# [STORED DATA]
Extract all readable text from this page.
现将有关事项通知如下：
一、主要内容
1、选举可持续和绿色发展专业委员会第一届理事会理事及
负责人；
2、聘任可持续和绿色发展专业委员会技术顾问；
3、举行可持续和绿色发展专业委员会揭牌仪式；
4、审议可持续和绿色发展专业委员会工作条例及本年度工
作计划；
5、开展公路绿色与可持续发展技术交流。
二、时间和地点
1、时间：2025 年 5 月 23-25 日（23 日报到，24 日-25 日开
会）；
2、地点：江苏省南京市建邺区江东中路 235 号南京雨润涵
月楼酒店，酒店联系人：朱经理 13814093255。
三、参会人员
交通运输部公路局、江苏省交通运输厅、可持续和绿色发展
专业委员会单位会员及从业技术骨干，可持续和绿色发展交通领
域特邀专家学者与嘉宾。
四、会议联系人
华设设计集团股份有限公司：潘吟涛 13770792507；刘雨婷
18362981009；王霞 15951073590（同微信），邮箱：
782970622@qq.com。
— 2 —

# [DIRECTIONS FOR THIS TASK]
Reproduce the data in its entirety, matching each character.

# [RESPONSE BELOW]
Extract all readable text from this page.
现将有关事项通知如下：
一、主要内容
1、选举可持续和绿色发展专业委员会第一届理事会理事及
负责人；
2、聘任可持续和绿色发展专业委员会技术顾问；
3、举行可持续和绿色发展专业委员会揭牌仪式；
4、审议可持续和绿色发展专业委员会工作条例及本年度工
作计划；
5、开展公路绿色与可持续发展技术交流。
二、时间和地点
1、时间：2025 年 5 月 23-25 日（23 日报到，24 日-25 日开
会）；
2、地点：江苏省南京市建邺区江东中路 235 号南京雨润涵
月楼酒店，酒店联系人：朱经理 13814093255。
三、参会人员
交通运输部公路局、江苏省交通运输厅、可持续和绿色发展
专业委员会单位会员及从业技术骨干，可持续和绿色发展交通领
域特邀专家学者与嘉宾。
四、会议联系人
华设设计集团股份有限公司：潘吟涛 13770792507；刘雨婷
18362981009；王霞 15951073590（同微信），邮箱：
782970622@qq.com。
— 2 —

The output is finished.